TASK OBJECTIVE — The records that follow must be reproduced in full, exactly as written.

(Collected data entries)
......
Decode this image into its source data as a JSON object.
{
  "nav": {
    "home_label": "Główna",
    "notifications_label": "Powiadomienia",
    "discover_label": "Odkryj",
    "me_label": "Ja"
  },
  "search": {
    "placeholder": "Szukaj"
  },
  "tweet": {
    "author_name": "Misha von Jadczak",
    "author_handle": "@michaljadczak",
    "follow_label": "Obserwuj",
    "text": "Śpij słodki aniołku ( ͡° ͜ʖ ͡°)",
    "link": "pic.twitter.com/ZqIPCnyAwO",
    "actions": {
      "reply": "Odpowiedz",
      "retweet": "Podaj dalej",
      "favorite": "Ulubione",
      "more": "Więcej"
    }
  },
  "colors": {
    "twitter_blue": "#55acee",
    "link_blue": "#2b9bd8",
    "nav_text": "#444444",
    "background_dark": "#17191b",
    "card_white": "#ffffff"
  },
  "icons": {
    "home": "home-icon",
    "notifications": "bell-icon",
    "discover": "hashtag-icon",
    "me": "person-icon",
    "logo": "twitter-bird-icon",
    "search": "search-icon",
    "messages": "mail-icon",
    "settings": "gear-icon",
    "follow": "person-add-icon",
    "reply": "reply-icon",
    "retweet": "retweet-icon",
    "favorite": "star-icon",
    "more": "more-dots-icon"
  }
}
......
FULL ANSWER —
Decode this image into its source data as a JSON object.
{
  "nav": {
    "home_label": "Główna",
    "notifications_label": "Powiadomienia",
    "discover_label": "Odkryj",
    "me_label": "Ja"
  },
  "search": {
    "placeholder": "Szukaj"
  },
  "tweet": {
    "author_name": "Misha von Jadczak",
    "author_handle": "@michaljadczak",
    "follow_label": "Obserwuj",
    "text": "Śpij słodki aniołku ( ͡° ͜ʖ ͡°)",
    "link": "pic.twitter.com/ZqIPCnyAwO",
    "actions": {
      "reply": "Odpowiedz",
      "retweet": "Podaj dalej",
      "favorite": "Ulubione",
      "more": "Więcej"
    }
  },
  "colors": {
    "twitter_blue": "#55acee",
    "link_blue": "#2b9bd8",
    "nav_text": "#444444",
    "background_dark": "#17191b",
    "card_white": "#ffffff"
  },
  "icons": {
    "home": "home-icon",
    "notifications": "bell-icon",
    "discover": "hashtag-icon",
    "me": "person-icon",
    "logo": "twitter-bird-icon",
    "search": "search-icon",
    "messages": "mail-icon",
    "settings": "gear-icon",
    "follow": "person-add-icon",
    "reply": "reply-icon",
    "retweet": "retweet-icon",
    "favorite": "star-icon",
    "more": "more-dots-icon"
  }
}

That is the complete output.